#### [Exercise description]
Reproduce every entry exactly and leave its pictures out.

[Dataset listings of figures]
┌──
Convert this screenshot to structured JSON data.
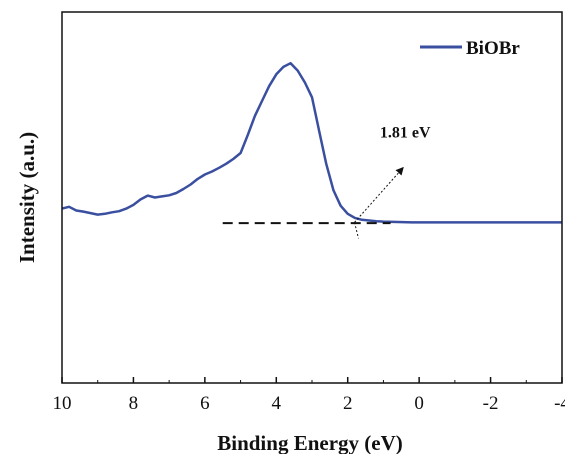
{
  "chart_data": {
    "type": "line",
    "xlabel": "Binding Energy (eV)",
    "ylabel": "Intensity (a.u.)",
    "xlim": [
      10,
      -4
    ],
    "x_reversed": true,
    "ylim": [
      0,
      100
    ],
    "xticks": [
      "10",
      "8",
      "6",
      "4",
      "2",
      "0",
      "-2",
      "-4"
    ],
    "grid": false,
    "legend_position": "top-right",
    "series": [
      {
        "name": "BiOBr",
        "color": "#3a4fa0",
        "x": [
          10,
          9.8,
          9.6,
          9.4,
          9.2,
          9.0,
          8.8,
          8.6,
          8.4,
          8.2,
          8.0,
          7.8,
          7.6,
          7.4,
          7.2,
          7.0,
          6.8,
          6.6,
          6.4,
          6.2,
          6.0,
          5.8,
          5.6,
          5.4,
          5.2,
          5.0,
          4.8,
          4.6,
          4.4,
          4.2,
          4.0,
          3.8,
          3.6,
          3.4,
          3.2,
          3.0,
          2.8,
          2.6,
          2.4,
          2.2,
          2.0,
          1.8,
          1.6,
          1.4,
          1.2,
          1.0,
          0.6,
          0.2,
          -0.2,
          -0.6,
          -1.0,
          -1.5,
          -2.0,
          -2.5,
          -3.0,
          -3.5,
          -4.0
        ],
        "y": [
          47,
          47.5,
          46.5,
          46.2,
          45.8,
          45.4,
          45.6,
          46.0,
          46.3,
          47,
          48,
          49.5,
          50.5,
          50,
          50.3,
          50.6,
          51.2,
          52.3,
          53.5,
          55,
          56.2,
          57,
          58,
          59.1,
          60.4,
          62,
          66.8,
          72,
          76,
          80,
          83.2,
          85.2,
          86.2,
          84.2,
          81,
          77,
          68,
          59,
          52,
          47.8,
          45.6,
          44.5,
          44,
          43.8,
          43.6,
          43.5,
          43.4,
          43.3,
          43.3,
          43.3,
          43.3,
          43.3,
          43.3,
          43.3,
          43.3,
          43.3,
          43.3
        ]
      }
    ],
    "baseline": {
      "y": 43.1,
      "x_from": 5.5,
      "x_to": 0.8
    },
    "annotation": {
      "label": "1.81 eV",
      "x": 1.81,
      "y": 43.3,
      "text_x": 1.1,
      "text_y": 66.2
    }
  }
}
└──
#### [Correct result]
Convert this screenshot to structured JSON data.
{
  "chart_data": {
    "type": "line",
    "xlabel": "Binding Energy (eV)",
    "ylabel": "Intensity (a.u.)",
    "xlim": [
      10,
      -4
    ],
    "x_reversed": true,
    "ylim": [
      0,
      100
    ],
    "xticks": [
      "10",
      "8",
      "6",
      "4",
      "2",
      "0",
      "-2",
      "-4"
    ],
    "grid": false,
    "legend_position": "top-right",
    "series": [
      {
        "name": "BiOBr",
        "color": "#3a4fa0",
        "x": [
          10,
          9.8,
          9.6,
          9.4,
          9.2,
          9.0,
          8.8,
          8.6,
          8.4,
          8.2,
          8.0,
          7.8,
          7.6,
          7.4,
          7.2,
          7.0,
          6.8,
          6.6,
          6.4,
          6.2,
          6.0,
          5.8,
          5.6,
          5.4,
          5.2,
          5.0,
          4.8,
          4.6,
          4.4,
          4.2,
          4.0,
          3.8,
          3.6,
          3.4,
          3.2,
          3.0,
          2.8,
          2.6,
          2.4,
          2.2,
          2.0,
          1.8,
          1.6,
          1.4,
          1.2,
          1.0,
          0.6,
          0.2,
          -0.2,
          -0.6,
          -1.0,
          -1.5,
          -2.0,
          -2.5,
          -3.0,
          -3.5,
          -4.0
        ],
        "y": [
          47,
          47.5,
          46.5,
          46.2,
          45.8,
          45.4,
          45.6,
          46.0,
          46.3,
          47,
          48,
          49.5,
          50.5,
          50,
          50.3,
          50.6,
          51.2,
          52.3,
          53.5,
          55,
          56.2,
          57,
          58,
          59.1,
          60.4,
          62,
          66.8,
          72,
          76,
          80,
          83.2,
          85.2,
          86.2,
          84.2,
          81,
          77,
          68,
          59,
          52,
          47.8,
          45.6,
          44.5,
          44,
          43.8,
          43.6,
          43.5,
          43.4,
          43.3,
          43.3,
          43.3,
          43.3,
          43.3,
          43.3,
          43.3,
          43.3,
          43.3,
          43.3
        ]
      }
    ],
    "baseline": {
      "y": 43.1,
      "x_from": 5.5,
      "x_to": 0.8
    },
    "annotation": {
      "label": "1.81 eV",
      "x": 1.81,
      "y": 43.3,
      "text_x": 1.1,
      "text_y": 66.2
    }
  }
}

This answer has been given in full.